## WORK INSTRUCTION 1
In the methods passage on SLFN gene coevolution and mouse studies, where did the C57BL/6J mice come from?
## WORK INSTRUCTION 2
Decide whether each statement agrees with the methods passage on SLFN gene coevolution and mouse studies, and support each yes or no with the deciding words quoted from it. (a) The gene list sent to the Gene Analytics web server held 205 coevolved genes. (b) Both male and female mice were used in the experiments. (c) The ordered profiles were plotted with clustering applied to rows and columns.
## WORK INSTRUCTION 3
Pick up the methods passage on SLFN gene coevolution and mouse studies after its final sentence and carry it on.

## QUOTED PASSAGE
· · · ·
Functional enrichment analysis for GO term membership, pathway membership and more was done by submitting the list of 205 coevolved genes to the Gene Analytics web server.

The length normalized phylogenetic profiles of the five SLFN genes and 200 genes that co-evolved with them were ordered using the sorter tool in the sorting points into neighborhoods (SPIN) software[33], using neighborhood sorting. The ordered profiles were plotted using the gplots package in R, with clustering on both row and columns suppressed.

Animals

Slfn2 mice were previously generated as described in Berger et al.[19]. C57BL/6J (wild type) mice were from The Jackson Laboratory. Mice were maintained and bred under specific pathogen free conditions in the Hebrew University’s animal facilities according to the Institutional Animal Care and Use Committee’s regulations. All mouse studies were performed under protocols MD-16-14863 and approved by the Hebrew University Institutional Animal Care and Use Committee. All mice were maintained on the C57BL/6 background and only male 12 week old mice were used in the experiments.
· · · ·
## INFORMATION PROVIDED
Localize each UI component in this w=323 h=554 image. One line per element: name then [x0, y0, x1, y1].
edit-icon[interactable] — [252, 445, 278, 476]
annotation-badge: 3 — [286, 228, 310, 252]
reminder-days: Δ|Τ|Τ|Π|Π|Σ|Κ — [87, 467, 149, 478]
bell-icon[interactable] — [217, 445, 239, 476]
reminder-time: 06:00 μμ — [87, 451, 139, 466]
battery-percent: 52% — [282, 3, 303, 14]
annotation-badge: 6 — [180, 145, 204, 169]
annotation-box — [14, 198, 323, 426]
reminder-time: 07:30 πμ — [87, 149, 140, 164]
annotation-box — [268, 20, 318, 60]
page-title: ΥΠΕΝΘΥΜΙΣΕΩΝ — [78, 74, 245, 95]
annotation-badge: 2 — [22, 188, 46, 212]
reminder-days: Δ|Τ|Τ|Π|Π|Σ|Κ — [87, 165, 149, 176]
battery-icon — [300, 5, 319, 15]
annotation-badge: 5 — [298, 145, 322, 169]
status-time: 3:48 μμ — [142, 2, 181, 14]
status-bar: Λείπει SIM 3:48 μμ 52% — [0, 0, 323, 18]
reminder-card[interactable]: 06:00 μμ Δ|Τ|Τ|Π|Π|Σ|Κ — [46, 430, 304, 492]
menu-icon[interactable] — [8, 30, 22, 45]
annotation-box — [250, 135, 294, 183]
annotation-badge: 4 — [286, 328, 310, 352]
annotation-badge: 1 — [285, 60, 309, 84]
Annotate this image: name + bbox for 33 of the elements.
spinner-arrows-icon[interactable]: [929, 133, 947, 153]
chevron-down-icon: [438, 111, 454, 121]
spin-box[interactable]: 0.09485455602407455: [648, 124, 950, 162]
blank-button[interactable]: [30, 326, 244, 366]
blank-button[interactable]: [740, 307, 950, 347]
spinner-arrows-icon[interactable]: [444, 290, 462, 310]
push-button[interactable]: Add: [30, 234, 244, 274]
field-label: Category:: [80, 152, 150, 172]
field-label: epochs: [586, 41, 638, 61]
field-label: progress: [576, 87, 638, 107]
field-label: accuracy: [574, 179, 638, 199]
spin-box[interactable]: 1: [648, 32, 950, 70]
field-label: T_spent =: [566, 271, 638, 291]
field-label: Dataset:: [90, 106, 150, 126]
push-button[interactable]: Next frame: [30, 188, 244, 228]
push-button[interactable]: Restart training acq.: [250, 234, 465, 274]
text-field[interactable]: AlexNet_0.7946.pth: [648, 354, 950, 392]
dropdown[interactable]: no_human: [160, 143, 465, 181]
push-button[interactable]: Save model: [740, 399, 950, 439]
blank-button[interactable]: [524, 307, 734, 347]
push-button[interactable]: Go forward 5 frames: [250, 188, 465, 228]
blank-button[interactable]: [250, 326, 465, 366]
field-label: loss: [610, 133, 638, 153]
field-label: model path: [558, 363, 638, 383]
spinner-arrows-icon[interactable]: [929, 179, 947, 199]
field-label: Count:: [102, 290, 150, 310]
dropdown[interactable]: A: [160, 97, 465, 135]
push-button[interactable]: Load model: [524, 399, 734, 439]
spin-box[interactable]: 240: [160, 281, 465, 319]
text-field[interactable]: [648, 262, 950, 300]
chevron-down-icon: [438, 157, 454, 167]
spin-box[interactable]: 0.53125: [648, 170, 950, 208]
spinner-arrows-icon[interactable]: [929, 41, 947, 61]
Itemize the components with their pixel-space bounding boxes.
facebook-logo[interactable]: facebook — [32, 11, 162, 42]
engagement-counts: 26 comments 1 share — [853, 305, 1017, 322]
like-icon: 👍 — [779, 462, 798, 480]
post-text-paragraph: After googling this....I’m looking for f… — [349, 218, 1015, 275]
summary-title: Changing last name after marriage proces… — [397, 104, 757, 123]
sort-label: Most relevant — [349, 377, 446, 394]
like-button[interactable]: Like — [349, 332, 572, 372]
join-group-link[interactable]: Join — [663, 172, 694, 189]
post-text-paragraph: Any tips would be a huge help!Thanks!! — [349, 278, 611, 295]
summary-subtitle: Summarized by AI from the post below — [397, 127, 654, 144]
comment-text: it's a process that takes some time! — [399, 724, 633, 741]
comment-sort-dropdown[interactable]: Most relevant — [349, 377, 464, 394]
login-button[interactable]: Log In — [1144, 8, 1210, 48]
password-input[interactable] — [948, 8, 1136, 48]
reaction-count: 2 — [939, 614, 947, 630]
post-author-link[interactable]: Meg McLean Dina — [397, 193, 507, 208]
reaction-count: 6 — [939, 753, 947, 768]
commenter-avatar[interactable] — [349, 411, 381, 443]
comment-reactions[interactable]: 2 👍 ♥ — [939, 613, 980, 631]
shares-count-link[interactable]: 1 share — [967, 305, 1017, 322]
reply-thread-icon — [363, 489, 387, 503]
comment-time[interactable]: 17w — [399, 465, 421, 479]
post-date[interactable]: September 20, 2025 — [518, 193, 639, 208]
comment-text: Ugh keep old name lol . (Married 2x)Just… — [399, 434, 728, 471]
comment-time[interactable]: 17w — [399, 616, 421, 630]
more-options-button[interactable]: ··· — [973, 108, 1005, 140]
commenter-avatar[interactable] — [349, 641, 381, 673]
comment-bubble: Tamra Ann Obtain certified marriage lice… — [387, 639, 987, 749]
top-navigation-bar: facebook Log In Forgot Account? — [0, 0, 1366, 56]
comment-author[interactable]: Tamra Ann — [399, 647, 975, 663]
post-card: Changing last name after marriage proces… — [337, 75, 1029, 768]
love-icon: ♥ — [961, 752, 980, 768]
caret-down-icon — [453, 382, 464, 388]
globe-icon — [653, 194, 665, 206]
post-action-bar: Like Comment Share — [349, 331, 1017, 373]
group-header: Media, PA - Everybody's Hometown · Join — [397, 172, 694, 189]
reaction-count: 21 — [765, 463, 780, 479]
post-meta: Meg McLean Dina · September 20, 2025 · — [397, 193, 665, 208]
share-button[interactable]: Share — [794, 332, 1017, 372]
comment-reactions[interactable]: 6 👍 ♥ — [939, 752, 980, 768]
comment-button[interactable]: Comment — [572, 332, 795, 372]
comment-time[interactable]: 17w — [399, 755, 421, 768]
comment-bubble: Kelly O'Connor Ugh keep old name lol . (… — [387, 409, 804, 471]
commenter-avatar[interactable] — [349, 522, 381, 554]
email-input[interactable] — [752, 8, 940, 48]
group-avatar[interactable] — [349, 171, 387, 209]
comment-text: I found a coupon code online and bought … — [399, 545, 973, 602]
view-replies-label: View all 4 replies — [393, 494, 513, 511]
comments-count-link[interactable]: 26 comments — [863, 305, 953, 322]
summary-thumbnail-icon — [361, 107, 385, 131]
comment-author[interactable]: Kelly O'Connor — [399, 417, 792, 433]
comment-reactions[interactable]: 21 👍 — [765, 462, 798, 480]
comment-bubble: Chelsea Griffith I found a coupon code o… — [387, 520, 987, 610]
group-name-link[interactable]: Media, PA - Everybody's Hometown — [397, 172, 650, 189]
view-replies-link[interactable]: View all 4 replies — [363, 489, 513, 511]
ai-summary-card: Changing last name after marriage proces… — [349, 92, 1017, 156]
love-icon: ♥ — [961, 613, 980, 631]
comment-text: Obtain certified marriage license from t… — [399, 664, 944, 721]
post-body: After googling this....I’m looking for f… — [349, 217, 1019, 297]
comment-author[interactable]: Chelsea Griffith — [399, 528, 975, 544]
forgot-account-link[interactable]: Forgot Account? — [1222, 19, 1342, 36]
· · · ·
## EXERCISE RESPONSE 1
The Jackson Laboratory.

## EXERCISE RESPONSE 2
(a) Yes: "submitting the list of 205 coevolved genes to the Gene Analytics web server"
(b) No: "only male 12 week old mice were used in the experiments"
(c) No: "with clustering on both row and columns suppressed"

## EXERCISE RESPONSE 3
Microcomputed tomography (μCT)

μCT (SkyScan) was performed on femurs from 12 week old wild type or Slfn2 male mice as previously described[34]. Analysis of trabecular bone was performed over 2 mm in length, 0.4 mm below the distal growth plate. Analysis of cortical bone was performed on a region of 1 mm in length in the midshaft. Each image was reconstructed from 200, 11.7 μm slices, 0.4 mm below the growth plate, and trabecular morphometric parameters were determined according to standard protocols. A fixed density threshold was determined using a pair of calibration phantoms (SkyScan).

Histology

Tibias were fixed in 4% PFA for 48 h. Bones were then decalcified using EDTA for 14 days. Samples were embedded in paraffin for tartrate resistant acid phosphatase (TRAP). Bone analysis was performed by quantifying parameters including osteoclast perimeter/bone perimeter, osteoclast number/bone perimeter and osteoclast perimeter/bone surface. For all analyses, an area 1 mm in height, 0.4 mm below the growth plate and excluding cortical bone was analyzed.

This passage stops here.